Material shown start

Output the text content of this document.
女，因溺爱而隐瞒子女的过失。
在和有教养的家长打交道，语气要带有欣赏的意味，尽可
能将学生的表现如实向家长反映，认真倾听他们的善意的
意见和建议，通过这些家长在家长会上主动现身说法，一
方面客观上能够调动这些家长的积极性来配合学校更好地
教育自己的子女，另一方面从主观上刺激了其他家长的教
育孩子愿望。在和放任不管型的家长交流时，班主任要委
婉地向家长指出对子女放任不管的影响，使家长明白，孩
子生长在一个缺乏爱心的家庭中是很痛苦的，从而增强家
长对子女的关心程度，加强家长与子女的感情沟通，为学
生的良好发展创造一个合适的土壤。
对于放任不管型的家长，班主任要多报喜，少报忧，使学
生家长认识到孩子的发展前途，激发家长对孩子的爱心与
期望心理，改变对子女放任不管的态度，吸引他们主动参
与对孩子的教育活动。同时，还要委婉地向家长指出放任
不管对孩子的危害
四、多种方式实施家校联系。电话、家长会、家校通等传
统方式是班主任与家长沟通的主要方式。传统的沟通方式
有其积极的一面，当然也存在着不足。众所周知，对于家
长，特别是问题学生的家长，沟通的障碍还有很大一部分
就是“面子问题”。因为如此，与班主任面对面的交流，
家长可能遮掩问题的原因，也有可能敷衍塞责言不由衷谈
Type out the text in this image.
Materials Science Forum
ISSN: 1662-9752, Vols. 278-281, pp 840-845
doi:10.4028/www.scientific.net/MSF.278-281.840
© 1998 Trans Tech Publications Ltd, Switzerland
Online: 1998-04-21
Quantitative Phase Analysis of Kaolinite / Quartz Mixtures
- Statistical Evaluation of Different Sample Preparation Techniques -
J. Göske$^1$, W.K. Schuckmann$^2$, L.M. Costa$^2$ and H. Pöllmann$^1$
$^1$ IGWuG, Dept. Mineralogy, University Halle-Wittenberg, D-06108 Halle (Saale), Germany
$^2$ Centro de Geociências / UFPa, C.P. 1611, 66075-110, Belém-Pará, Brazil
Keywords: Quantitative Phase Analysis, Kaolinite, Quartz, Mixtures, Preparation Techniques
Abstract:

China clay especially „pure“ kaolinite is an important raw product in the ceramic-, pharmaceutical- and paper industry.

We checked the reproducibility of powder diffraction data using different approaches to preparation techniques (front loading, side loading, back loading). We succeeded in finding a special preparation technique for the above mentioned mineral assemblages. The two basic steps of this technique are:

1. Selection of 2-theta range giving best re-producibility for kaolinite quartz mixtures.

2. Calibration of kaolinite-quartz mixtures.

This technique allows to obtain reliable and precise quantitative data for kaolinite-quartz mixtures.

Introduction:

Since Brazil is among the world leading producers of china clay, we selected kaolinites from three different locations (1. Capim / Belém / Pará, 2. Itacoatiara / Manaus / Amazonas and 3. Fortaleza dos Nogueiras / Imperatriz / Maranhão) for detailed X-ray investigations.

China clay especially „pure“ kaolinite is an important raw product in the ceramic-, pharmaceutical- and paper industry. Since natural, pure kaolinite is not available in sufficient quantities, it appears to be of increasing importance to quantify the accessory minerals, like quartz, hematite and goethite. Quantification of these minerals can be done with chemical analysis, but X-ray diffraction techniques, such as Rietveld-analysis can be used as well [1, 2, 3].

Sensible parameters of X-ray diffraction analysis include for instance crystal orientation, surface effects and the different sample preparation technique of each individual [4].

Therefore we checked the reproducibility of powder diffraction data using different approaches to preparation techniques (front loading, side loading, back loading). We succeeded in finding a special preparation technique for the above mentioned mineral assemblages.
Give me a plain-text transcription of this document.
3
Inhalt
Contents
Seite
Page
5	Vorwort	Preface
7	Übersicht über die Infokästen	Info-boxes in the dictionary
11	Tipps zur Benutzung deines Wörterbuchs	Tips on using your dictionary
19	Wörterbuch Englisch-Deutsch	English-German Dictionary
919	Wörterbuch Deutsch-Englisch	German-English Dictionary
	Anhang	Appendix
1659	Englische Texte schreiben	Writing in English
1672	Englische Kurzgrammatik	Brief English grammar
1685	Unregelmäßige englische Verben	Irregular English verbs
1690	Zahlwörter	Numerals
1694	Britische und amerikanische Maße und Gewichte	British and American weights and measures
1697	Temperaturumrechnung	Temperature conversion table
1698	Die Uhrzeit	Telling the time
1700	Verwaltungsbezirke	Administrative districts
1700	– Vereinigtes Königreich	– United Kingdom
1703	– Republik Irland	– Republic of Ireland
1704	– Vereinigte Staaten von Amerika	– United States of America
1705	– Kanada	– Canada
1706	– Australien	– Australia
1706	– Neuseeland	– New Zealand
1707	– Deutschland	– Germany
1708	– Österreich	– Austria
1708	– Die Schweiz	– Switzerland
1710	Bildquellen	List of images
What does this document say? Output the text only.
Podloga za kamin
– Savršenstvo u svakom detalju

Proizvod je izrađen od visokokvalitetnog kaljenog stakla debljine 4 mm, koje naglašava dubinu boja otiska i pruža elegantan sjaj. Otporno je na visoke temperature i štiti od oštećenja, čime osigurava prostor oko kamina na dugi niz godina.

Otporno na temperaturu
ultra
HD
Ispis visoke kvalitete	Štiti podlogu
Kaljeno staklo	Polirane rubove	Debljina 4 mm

Material shown end

What is required
Restate the data above word for word.

Final result
Output the text content of this document.
女，因溺爱而隐瞒子女的过失。
在和有教养的家长打交道，语气要带有欣赏的意味，尽可
能将学生的表现如实向家长反映，认真倾听他们的善意的
意见和建议，通过这些家长在家长会上主动现身说法，一
方面客观上能够调动这些家长的积极性来配合学校更好地
教育自己的子女，另一方面从主观上刺激了其他家长的教
育孩子愿望。在和放任不管型的家长交流时，班主任要委
婉地向家长指出对子女放任不管的影响，使家长明白，孩
子生长在一个缺乏爱心的家庭中是很痛苦的，从而增强家
长对子女的关心程度，加强家长与子女的感情沟通，为学
生的良好发展创造一个合适的土壤。
对于放任不管型的家长，班主任要多报喜，少报忧，使学
生家长认识到孩子的发展前途，激发家长对孩子的爱心与
期望心理，改变对子女放任不管的态度，吸引他们主动参
与对孩子的教育活动。同时，还要委婉地向家长指出放任
不管对孩子的危害
四、多种方式实施家校联系。电话、家长会、家校通等传
统方式是班主任与家长沟通的主要方式。传统的沟通方式
有其积极的一面，当然也存在着不足。众所周知，对于家
长，特别是问题学生的家长，沟通的障碍还有很大一部分
就是“面子问题”。因为如此，与班主任面对面的交流，
家长可能遮掩问题的原因，也有可能敷衍塞责言不由衷谈
Type out the text in this image.
Materials Science Forum
ISSN: 1662-9752, Vols. 278-281, pp 840-845
doi:10.4028/www.scientific.net/MSF.278-281.840
© 1998 Trans Tech Publications Ltd, Switzerland
Online: 1998-04-21
Quantitative Phase Analysis of Kaolinite / Quartz Mixtures
- Statistical Evaluation of Different Sample Preparation Techniques -
J. Göske$^1$, W.K. Schuckmann$^2$, L.M. Costa$^2$ and H. Pöllmann$^1$
$^1$ IGWuG, Dept. Mineralogy, University Halle-Wittenberg, D-06108 Halle (Saale), Germany
$^2$ Centro de Geociências / UFPa, C.P. 1611, 66075-110, Belém-Pará, Brazil
Keywords: Quantitative Phase Analysis, Kaolinite, Quartz, Mixtures, Preparation Techniques
Abstract:

China clay especially „pure“ kaolinite is an important raw product in the ceramic-, pharmaceutical- and paper industry.

We checked the reproducibility of powder diffraction data using different approaches to preparation techniques (front loading, side loading, back loading). We succeeded in finding a special preparation technique for the above mentioned mineral assemblages. The two basic steps of this technique are:

1. Selection of 2-theta range giving best re-producibility for kaolinite quartz mixtures.

2. Calibration of kaolinite-quartz mixtures.

This technique allows to obtain reliable and precise quantitative data for kaolinite-quartz mixtures.

Introduction:

Since Brazil is among the world leading producers of china clay, we selected kaolinites from three different locations (1. Capim / Belém / Pará, 2. Itacoatiara / Manaus / Amazonas and 3. Fortaleza dos Nogueiras / Imperatriz / Maranhão) for detailed X-ray investigations.

China clay especially „pure“ kaolinite is an important raw product in the ceramic-, pharmaceutical- and paper industry. Since natural, pure kaolinite is not available in sufficient quantities, it appears to be of increasing importance to quantify the accessory minerals, like quartz, hematite and goethite. Quantification of these minerals can be done with chemical analysis, but X-ray diffraction techniques, such as Rietveld-analysis can be used as well [1, 2, 3].

Sensible parameters of X-ray diffraction analysis include for instance crystal orientation, surface effects and the different sample preparation technique of each individual [4].

Therefore we checked the reproducibility of powder diffraction data using different approaches to preparation techniques (front loading, side loading, back loading). We succeeded in finding a special preparation technique for the above mentioned mineral assemblages.
Give me a plain-text transcription of this document.
3
Inhalt
Contents
Seite
Page
5	Vorwort	Preface
7	Übersicht über die Infokästen	Info-boxes in the dictionary
11	Tipps zur Benutzung deines Wörterbuchs	Tips on using your dictionary
19	Wörterbuch Englisch-Deutsch	English-German Dictionary
919	Wörterbuch Deutsch-Englisch	German-English Dictionary
	Anhang	Appendix
1659	Englische Texte schreiben	Writing in English
1672	Englische Kurzgrammatik	Brief English grammar
1685	Unregelmäßige englische Verben	Irregular English verbs
1690	Zahlwörter	Numerals
1694	Britische und amerikanische Maße und Gewichte	British and American weights and measures
1697	Temperaturumrechnung	Temperature conversion table
1698	Die Uhrzeit	Telling the time
1700	Verwaltungsbezirke	Administrative districts
1700	– Vereinigtes Königreich	– United Kingdom
1703	– Republik Irland	– Republic of Ireland
1704	– Vereinigte Staaten von Amerika	– United States of America
1705	– Kanada	– Canada
1706	– Australien	– Australia
1706	– Neuseeland	– New Zealand
1707	– Deutschland	– Germany
1708	– Österreich	– Austria
1708	– Die Schweiz	– Switzerland
1710	Bildquellen	List of images
What does this document say? Output the text only.
Podloga za kamin
– Savršenstvo u svakom detalju

Proizvod je izrađen od visokokvalitetnog kaljenog stakla debljine 4 mm, koje naglašava dubinu boja otiska i pruža elegantan sjaj. Otporno je na visoke temperature i štiti od oštećenja, čime osigurava prostor oko kamina na dugi niz godina.

Otporno na temperaturu
ultra
HD
Ispis visoke kvalitete	Štiti podlogu
Kaljeno staklo	Polirane rubove	Debljina 4 mm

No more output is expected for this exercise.